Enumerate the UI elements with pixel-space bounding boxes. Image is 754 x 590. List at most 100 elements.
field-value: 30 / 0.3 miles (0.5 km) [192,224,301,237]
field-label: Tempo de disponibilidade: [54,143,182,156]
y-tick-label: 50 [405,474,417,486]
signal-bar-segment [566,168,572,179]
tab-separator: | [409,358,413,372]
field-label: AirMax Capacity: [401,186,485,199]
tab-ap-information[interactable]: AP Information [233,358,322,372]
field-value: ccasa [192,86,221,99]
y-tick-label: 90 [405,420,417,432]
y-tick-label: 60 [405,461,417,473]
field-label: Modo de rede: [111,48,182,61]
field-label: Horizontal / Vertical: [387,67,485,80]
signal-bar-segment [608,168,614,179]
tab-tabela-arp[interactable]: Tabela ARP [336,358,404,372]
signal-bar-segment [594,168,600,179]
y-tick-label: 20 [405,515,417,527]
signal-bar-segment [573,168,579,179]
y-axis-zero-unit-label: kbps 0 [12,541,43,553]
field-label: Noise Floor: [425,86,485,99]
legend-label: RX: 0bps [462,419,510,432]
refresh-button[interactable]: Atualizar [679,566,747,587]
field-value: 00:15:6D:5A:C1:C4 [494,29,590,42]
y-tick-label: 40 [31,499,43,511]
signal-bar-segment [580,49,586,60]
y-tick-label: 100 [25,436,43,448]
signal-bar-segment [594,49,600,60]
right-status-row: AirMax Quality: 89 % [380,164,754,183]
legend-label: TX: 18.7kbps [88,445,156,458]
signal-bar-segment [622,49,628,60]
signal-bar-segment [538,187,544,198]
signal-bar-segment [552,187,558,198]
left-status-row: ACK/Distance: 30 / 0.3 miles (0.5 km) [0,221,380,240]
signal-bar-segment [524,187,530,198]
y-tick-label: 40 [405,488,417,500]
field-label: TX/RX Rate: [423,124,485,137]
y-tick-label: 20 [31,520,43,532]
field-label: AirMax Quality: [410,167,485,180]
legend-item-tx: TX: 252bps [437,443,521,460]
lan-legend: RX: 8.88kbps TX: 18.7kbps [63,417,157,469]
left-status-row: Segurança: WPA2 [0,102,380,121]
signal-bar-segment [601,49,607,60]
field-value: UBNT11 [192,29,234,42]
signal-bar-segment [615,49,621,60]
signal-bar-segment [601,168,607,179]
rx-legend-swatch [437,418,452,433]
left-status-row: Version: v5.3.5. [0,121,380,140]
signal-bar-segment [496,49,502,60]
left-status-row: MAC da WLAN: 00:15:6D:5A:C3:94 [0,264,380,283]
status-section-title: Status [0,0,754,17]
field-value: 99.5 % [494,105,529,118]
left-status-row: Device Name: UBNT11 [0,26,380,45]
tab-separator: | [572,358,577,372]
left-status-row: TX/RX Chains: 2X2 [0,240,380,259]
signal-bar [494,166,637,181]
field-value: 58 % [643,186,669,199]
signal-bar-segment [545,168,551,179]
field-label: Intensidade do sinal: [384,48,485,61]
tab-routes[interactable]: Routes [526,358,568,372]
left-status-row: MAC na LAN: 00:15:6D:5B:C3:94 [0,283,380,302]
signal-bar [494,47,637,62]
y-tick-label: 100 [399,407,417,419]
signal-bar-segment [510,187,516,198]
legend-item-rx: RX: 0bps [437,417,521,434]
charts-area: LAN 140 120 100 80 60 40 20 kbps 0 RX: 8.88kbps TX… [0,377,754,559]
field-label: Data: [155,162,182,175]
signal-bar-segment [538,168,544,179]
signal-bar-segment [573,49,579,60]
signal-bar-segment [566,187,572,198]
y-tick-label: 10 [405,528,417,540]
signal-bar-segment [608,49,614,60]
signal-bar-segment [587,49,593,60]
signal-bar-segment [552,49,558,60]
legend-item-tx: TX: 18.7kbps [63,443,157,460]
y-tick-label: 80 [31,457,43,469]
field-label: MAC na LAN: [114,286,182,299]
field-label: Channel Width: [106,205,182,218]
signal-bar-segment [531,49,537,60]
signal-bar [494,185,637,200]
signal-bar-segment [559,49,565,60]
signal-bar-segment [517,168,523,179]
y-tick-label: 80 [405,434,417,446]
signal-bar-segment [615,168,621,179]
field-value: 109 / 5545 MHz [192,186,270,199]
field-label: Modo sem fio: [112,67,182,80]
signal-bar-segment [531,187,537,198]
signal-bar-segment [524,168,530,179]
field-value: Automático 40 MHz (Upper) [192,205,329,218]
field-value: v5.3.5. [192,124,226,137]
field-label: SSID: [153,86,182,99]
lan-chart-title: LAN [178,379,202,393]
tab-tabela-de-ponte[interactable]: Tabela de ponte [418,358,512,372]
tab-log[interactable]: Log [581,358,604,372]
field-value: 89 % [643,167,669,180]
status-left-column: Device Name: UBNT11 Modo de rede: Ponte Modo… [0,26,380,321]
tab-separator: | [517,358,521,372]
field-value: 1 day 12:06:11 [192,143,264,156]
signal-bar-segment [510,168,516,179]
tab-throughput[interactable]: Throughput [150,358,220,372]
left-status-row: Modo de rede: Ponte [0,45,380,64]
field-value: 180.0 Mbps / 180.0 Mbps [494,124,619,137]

****************************************

* What to do
Can you put each line of the rows above into a JSON list of strings, one string per line, with any blank lines omitted?

* Result below
[
  "Enumerate the UI elements with pixel-space bounding boxes. Image is 754 x 590. List at most 100 elements.",
  "field-value: 30 / 0.3 miles (0.5 km) [192,224,301,237]",
  "field-label: Tempo de disponibilidade: [54,143,182,156]",
  "y-tick-label: 50 [405,474,417,486]",
  "signal-bar-segment [566,168,572,179]",
  "tab-separator: | [409,358,413,372]",
  "field-label: AirMax Capacity: [401,186,485,199]",
  "tab-ap-information[interactable]: AP Information [233,358,322,372]",
  "field-value: ccasa [192,86,221,99]",
  "y-tick-label: 90 [405,420,417,432]",
  "y-tick-label: 60 [405,461,417,473]",
  "field-label: Modo de rede: [111,48,182,61]",
  "field-label: Horizontal / Vertical: [387,67,485,80]",
  "signal-bar-segment [608,168,614,179]",
  "tab-tabela-arp[interactable]: Tabela ARP [336,358,404,372]",
  "signal-bar-segment [594,168,600,179]",
  "y-tick-label: 20 [405,515,417,527]",
  "signal-bar-segment [573,168,579,179]",
  "y-axis-zero-unit-label: kbps 0 [12,541,43,553]",
  "field-label: Noise Floor: [425,86,485,99]",
  "legend-label: RX: 0bps [462,419,510,432]",
  "refresh-button[interactable]: Atualizar [679,566,747,587]",
  "field-value: 00:15:6D:5A:C1:C4 [494,29,590,42]",
  "y-tick-label: 40 [31,499,43,511]",
  "signal-bar-segment [580,49,586,60]",
  "y-tick-label: 100 [25,436,43,448]",
  "signal-bar-segment [594,49,600,60]",
  "right-status-row: AirMax Quality: 89 % [380,164,754,183]",
  "legend-label: TX: 18.7kbps [88,445,156,458]",
  "signal-bar-segment [622,49,628,60]",
  "signal-bar-segment [538,187,544,198]",
  "signal-bar-segment [552,187,558,198]",
  "left-status-row: ACK/Distance: 30 / 0.3 miles (0.5 km) [0,221,380,240]",
  "signal-bar-segment [524,187,530,198]",
  "y-tick-label: 40 [405,488,417,500]",
  "field-label: TX/RX Rate: [423,124,485,137]",
  "y-tick-label: 20 [31,520,43,532]",
  "field-label: AirMax Quality: [410,167,485,180]",
  "legend-item-tx: TX: 252bps [437,443,521,460]",
  "lan-legend: RX: 8.88kbps TX: 18.7kbps [63,417,157,469]",
  "left-status-row: Segurança: WPA2 [0,102,380,121]",
  "signal-bar-segment [601,49,607,60]",
  "field-value: UBNT11 [192,29,234,42]",
  "signal-bar-segment [615,49,621,60]",
  "signal-bar-segment [601,168,607,179]",
  "rx-legend-swatch [437,418,452,433]",
  "left-status-row: Version: v5.3.5. [0,121,380,140]",
  "signal-bar-segment [496,49,502,60]",
  "left-status-row: MAC da WLAN: 00:15:6D:5A:C3:94 [0,264,380,283]",
  "status-section-title: Status [0,0,754,17]",
  "field-value: 99.5 % [494,105,529,118]",
  "left-status-row: Device Name: UBNT11 [0,26,380,45]",
  "tab-separator: | [572,358,577,372]",
  "left-status-row: TX/RX Chains: 2X2 [0,240,380,259]",
  "signal-bar [494,166,637,181]",
  "field-value: 58 % [643,186,669,199]",
  "signal-bar-segment [545,168,551,179]",
  "field-label: Intensidade do sinal: [384,48,485,61]",
  "tab-routes[interactable]: Routes [526,358,568,372]",
  "left-status-row: MAC na LAN: 00:15:6D:5B:C3:94 [0,283,380,302]",
  "signal-bar [494,47,637,62]",
  "y-tick-label: 100 [399,407,417,419]",
  "signal-bar-segment [510,187,516,198]",
  "legend-item-rx: RX: 0bps [437,417,521,434]",
  "charts-area: LAN 140 120 100 80 60 40 20 kbps 0 RX: 8.88kbps TX… [0,377,754,559]",
  "field-label: Data: [155,162,182,175]",
  "signal-bar-segment [538,168,544,179]",
  "signal-bar-segment [573,49,579,60]",
  "signal-bar-segment [566,187,572,198]",
  "y-tick-label: 10 [405,528,417,540]",
  "signal-bar-segment [608,49,614,60]",
  "signal-bar-segment [587,49,593,60]",
  "signal-bar-segment [552,49,558,60]",
  "legend-item-tx: TX: 18.7kbps [63,443,157,460]",
  "y-tick-label: 80 [31,457,43,469]",
  "field-label: MAC na LAN: [114,286,182,299]",
  "field-label: Channel Width: [106,205,182,218]",
  "signal-bar-segment [531,49,537,60]",
  "signal-bar [494,185,637,200]",
  "signal-bar-segment [559,49,565,60]",
  "signal-bar-segment [517,168,523,179]",
  "y-tick-label: 80 [405,434,417,446]",
  "signal-bar-segment [615,168,621,179]",
  "field-value: 109 / 5545 MHz [192,186,270,199]",
  "field-label: Modo sem fio: [112,67,182,80]",
  "signal-bar-segment [531,187,537,198]",
  "signal-bar-segment [524,168,530,179]",
  "field-value: Automático 40 MHz (Upper) [192,205,329,218]",
  "field-value: v5.3.5. [192,124,226,137]",
  "field-label: SSID: [153,86,182,99]",
  "lan-chart-title: LAN [178,379,202,393]",
  "tab-tabela-de-ponte[interactable]: Tabela de ponte [418,358,512,372]",
  "tab-log[interactable]: Log [581,358,604,372]",
  "field-value: 89 % [643,167,669,180]",
  "status-left-column: Device Name: UBNT11 Modo de rede: Ponte Modo… [0,26,380,321]",
  "tab-separator: | [517,358,521,372]",
  "field-value: 1 day 12:06:11 [192,143,264,156]",
  "signal-bar-segment [510,168,516,179]",
  "tab-throughput[interactable]: Throughput [150,358,220,372]",
  "left-status-row: Modo de rede: Ponte [0,45,380,64]",
  "field-value: 180.0 Mbps / 180.0 Mbps [494,124,619,137]"
]